▶ _Request_:
Copy all of the records below verbatim.

[Figure record extracts]
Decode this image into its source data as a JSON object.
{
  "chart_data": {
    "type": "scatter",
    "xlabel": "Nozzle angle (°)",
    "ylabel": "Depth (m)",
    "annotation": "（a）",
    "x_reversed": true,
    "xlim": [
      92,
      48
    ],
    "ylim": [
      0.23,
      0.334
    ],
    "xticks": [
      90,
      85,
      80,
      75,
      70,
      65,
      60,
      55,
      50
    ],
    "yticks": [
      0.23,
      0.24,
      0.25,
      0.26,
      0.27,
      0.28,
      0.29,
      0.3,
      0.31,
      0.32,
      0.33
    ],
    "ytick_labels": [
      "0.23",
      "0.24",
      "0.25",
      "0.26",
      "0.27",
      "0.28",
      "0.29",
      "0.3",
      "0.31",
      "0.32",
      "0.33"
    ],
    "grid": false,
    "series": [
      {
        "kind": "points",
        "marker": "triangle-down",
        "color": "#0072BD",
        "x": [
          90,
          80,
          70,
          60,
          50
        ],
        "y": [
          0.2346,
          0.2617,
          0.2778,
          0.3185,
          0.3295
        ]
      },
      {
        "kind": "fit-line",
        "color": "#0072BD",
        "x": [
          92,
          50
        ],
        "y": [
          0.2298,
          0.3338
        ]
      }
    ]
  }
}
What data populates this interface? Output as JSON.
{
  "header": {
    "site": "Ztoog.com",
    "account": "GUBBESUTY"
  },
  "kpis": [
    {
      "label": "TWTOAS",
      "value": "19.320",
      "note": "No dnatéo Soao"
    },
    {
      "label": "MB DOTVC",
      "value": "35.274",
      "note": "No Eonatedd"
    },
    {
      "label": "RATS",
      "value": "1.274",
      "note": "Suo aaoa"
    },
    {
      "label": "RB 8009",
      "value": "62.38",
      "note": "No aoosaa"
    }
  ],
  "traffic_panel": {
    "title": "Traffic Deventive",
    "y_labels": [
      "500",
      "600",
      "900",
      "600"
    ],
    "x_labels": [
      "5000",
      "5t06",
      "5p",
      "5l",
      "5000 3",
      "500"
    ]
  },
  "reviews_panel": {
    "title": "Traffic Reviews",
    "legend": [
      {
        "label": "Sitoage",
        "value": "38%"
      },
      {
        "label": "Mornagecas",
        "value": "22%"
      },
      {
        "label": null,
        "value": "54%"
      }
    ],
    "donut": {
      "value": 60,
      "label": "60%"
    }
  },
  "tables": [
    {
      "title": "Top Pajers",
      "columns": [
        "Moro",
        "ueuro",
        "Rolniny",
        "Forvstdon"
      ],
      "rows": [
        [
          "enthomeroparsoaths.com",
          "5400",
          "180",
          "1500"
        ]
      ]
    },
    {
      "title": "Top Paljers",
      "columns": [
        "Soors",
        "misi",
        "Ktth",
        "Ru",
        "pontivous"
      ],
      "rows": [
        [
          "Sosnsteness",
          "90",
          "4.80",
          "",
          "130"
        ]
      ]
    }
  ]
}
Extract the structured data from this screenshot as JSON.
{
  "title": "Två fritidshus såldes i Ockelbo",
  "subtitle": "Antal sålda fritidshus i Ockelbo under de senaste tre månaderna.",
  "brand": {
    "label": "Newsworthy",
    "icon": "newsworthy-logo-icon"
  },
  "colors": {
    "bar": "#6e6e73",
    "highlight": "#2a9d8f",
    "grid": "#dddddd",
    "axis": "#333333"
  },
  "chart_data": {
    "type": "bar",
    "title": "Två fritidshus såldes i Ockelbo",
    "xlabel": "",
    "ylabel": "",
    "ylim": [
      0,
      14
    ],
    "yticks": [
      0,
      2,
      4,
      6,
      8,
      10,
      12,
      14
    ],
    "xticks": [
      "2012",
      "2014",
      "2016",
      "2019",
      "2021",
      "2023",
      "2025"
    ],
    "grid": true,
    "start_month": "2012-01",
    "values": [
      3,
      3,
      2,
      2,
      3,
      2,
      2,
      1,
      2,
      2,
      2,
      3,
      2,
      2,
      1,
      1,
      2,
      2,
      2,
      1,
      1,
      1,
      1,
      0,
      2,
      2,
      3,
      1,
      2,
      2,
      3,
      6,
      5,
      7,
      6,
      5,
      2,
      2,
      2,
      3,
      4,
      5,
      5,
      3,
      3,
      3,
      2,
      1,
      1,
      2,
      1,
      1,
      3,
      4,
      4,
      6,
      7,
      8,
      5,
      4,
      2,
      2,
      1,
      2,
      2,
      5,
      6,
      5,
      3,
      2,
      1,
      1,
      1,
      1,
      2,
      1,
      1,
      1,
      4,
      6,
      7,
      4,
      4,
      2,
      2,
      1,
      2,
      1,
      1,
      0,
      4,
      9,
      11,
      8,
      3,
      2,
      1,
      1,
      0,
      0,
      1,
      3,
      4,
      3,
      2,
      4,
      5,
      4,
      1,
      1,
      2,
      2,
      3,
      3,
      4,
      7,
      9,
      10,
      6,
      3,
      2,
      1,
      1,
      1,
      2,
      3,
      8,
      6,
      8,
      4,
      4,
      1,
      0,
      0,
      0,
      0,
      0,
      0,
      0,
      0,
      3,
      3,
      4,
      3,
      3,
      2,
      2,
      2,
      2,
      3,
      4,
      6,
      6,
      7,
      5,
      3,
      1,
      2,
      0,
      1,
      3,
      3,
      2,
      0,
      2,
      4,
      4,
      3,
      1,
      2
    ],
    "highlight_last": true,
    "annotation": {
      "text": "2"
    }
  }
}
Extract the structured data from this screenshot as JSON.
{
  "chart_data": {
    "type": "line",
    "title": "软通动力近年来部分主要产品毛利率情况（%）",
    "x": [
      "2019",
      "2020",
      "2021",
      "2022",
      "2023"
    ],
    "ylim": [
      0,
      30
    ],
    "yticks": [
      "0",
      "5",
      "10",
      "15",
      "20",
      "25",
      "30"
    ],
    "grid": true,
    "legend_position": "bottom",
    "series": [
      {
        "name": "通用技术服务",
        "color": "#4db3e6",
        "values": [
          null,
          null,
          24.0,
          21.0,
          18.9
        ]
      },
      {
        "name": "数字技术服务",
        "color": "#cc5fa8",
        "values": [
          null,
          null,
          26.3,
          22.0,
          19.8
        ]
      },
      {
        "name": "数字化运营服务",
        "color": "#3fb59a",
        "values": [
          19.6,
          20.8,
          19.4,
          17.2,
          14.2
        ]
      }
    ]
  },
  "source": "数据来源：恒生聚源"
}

▶ _Finished task_:
Decode this image into its source data as a JSON object.
{
  "chart_data": {
    "type": "scatter",
    "xlabel": "Nozzle angle (°)",
    "ylabel": "Depth (m)",
    "annotation": "（a）",
    "x_reversed": true,
    "xlim": [
      92,
      48
    ],
    "ylim": [
      0.23,
      0.334
    ],
    "xticks": [
      90,
      85,
      80,
      75,
      70,
      65,
      60,
      55,
      50
    ],
    "yticks": [
      0.23,
      0.24,
      0.25,
      0.26,
      0.27,
      0.28,
      0.29,
      0.3,
      0.31,
      0.32,
      0.33
    ],
    "ytick_labels": [
      "0.23",
      "0.24",
      "0.25",
      "0.26",
      "0.27",
      "0.28",
      "0.29",
      "0.3",
      "0.31",
      "0.32",
      "0.33"
    ],
    "grid": false,
    "series": [
      {
        "kind": "points",
        "marker": "triangle-down",
        "color": "#0072BD",
        "x": [
          90,
          80,
          70,
          60,
          50
        ],
        "y": [
          0.2346,
          0.2617,
          0.2778,
          0.3185,
          0.3295
        ]
      },
      {
        "kind": "fit-line",
        "color": "#0072BD",
        "x": [
          92,
          50
        ],
        "y": [
          0.2298,
          0.3338
        ]
      }
    ]
  }
}
What data populates this interface? Output as JSON.
{
  "header": {
    "site": "Ztoog.com",
    "account": "GUBBESUTY"
  },
  "kpis": [
    {
      "label": "TWTOAS",
      "value": "19.320",
      "note": "No dnatéo Soao"
    },
    {
      "label": "MB DOTVC",
      "value": "35.274",
      "note": "No Eonatedd"
    },
    {
      "label": "RATS",
      "value": "1.274",
      "note": "Suo aaoa"
    },
    {
      "label": "RB 8009",
      "value": "62.38",
      "note": "No aoosaa"
    }
  ],
  "traffic_panel": {
    "title": "Traffic Deventive",
    "y_labels": [
      "500",
      "600",
      "900",
      "600"
    ],
    "x_labels": [
      "5000",
      "5t06",
      "5p",
      "5l",
      "5000 3",
      "500"
    ]
  },
  "reviews_panel": {
    "title": "Traffic Reviews",
    "legend": [
      {
        "label": "Sitoage",
        "value": "38%"
      },
      {
        "label": "Mornagecas",
        "value": "22%"
      },
      {
        "label": null,
        "value": "54%"
      }
    ],
    "donut": {
      "value": 60,
      "label": "60%"
    }
  },
  "tables": [
    {
      "title": "Top Pajers",
      "columns": [
        "Moro",
        "ueuro",
        "Rolniny",
        "Forvstdon"
      ],
      "rows": [
        [
          "enthomeroparsoaths.com",
          "5400",
          "180",
          "1500"
        ]
      ]
    },
    {
      "title": "Top Paljers",
      "columns": [
        "Soors",
        "misi",
        "Ktth",
        "Ru",
        "pontivous"
      ],
      "rows": [
        [
          "Sosnsteness",
          "90",
          "4.80",
          "",
          "130"
        ]
      ]
    }
  ]
}
Extract the structured data from this screenshot as JSON.
{
  "title": "Två fritidshus såldes i Ockelbo",
  "subtitle": "Antal sålda fritidshus i Ockelbo under de senaste tre månaderna.",
  "brand": {
    "label": "Newsworthy",
    "icon": "newsworthy-logo-icon"
  },
  "colors": {
    "bar": "#6e6e73",
    "highlight": "#2a9d8f",
    "grid": "#dddddd",
    "axis": "#333333"
  },
  "chart_data": {
    "type": "bar",
    "title": "Två fritidshus såldes i Ockelbo",
    "xlabel": "",
    "ylabel": "",
    "ylim": [
      0,
      14
    ],
    "yticks": [
      0,
      2,
      4,
      6,
      8,
      10,
      12,
      14
    ],
    "xticks": [
      "2012",
      "2014",
      "2016",
      "2019",
      "2021",
      "2023",
      "2025"
    ],
    "grid": true,
    "start_month": "2012-01",
    "values": [
      3,
      3,
      2,
      2,
      3,
      2,
      2,
      1,
      2,
      2,
      2,
      3,
      2,
      2,
      1,
      1,
      2,
      2,
      2,
      1,
      1,
      1,
      1,
      0,
      2,
      2,
      3,
      1,
      2,
      2,
      3,
      6,
      5,
      7,
      6,
      5,
      2,
      2,
      2,
      3,
      4,
      5,
      5,
      3,
      3,
      3,
      2,
      1,
      1,
      2,
      1,
      1,
      3,
      4,
      4,
      6,
      7,
      8,
      5,
      4,
      2,
      2,
      1,
      2,
      2,
      5,
      6,
      5,
      3,
      2,
      1,
      1,
      1,
      1,
      2,
      1,
      1,
      1,
      4,
      6,
      7,
      4,
      4,
      2,
      2,
      1,
      2,
      1,
      1,
      0,
      4,
      9,
      11,
      8,
      3,
      2,
      1,
      1,
      0,
      0,
      1,
      3,
      4,
      3,
      2,
      4,
      5,
      4,
      1,
      1,
      2,
      2,
      3,
      3,
      4,
      7,
      9,
      10,
      6,
      3,
      2,
      1,
      1,
      1,
      2,
      3,
      8,
      6,
      8,
      4,
      4,
      1,
      0,
      0,
      0,
      0,
      0,
      0,
      0,
      0,
      3,
      3,
      4,
      3,
      3,
      2,
      2,
      2,
      2,
      3,
      4,
      6,
      6,
      7,
      5,
      3,
      1,
      2,
      0,
      1,
      3,
      3,
      2,
      0,
      2,
      4,
      4,
      3,
      1,
      2
    ],
    "highlight_last": true,
    "annotation": {
      "text": "2"
    }
  }
}
Extract the structured data from this screenshot as JSON.
{
  "chart_data": {
    "type": "line",
    "title": "软通动力近年来部分主要产品毛利率情况（%）",
    "x": [
      "2019",
      "2020",
      "2021",
      "2022",
      "2023"
    ],
    "ylim": [
      0,
      30
    ],
    "yticks": [
      "0",
      "5",
      "10",
      "15",
      "20",
      "25",
      "30"
    ],
    "grid": true,
    "legend_position": "bottom",
    "series": [
      {
        "name": "通用技术服务",
        "color": "#4db3e6",
        "values": [
          null,
          null,
          24.0,
          21.0,
          18.9
        ]
      },
      {
        "name": "数字技术服务",
        "color": "#cc5fa8",
        "values": [
          null,
          null,
          26.3,
          22.0,
          19.8
        ]
      },
      {
        "name": "数字化运营服务",
        "color": "#3fb59a",
        "values": [
          19.6,
          20.8,
          19.4,
          17.2,
          14.2
        ]
      }
    ]
  },
  "source": "数据来源：恒生聚源"
}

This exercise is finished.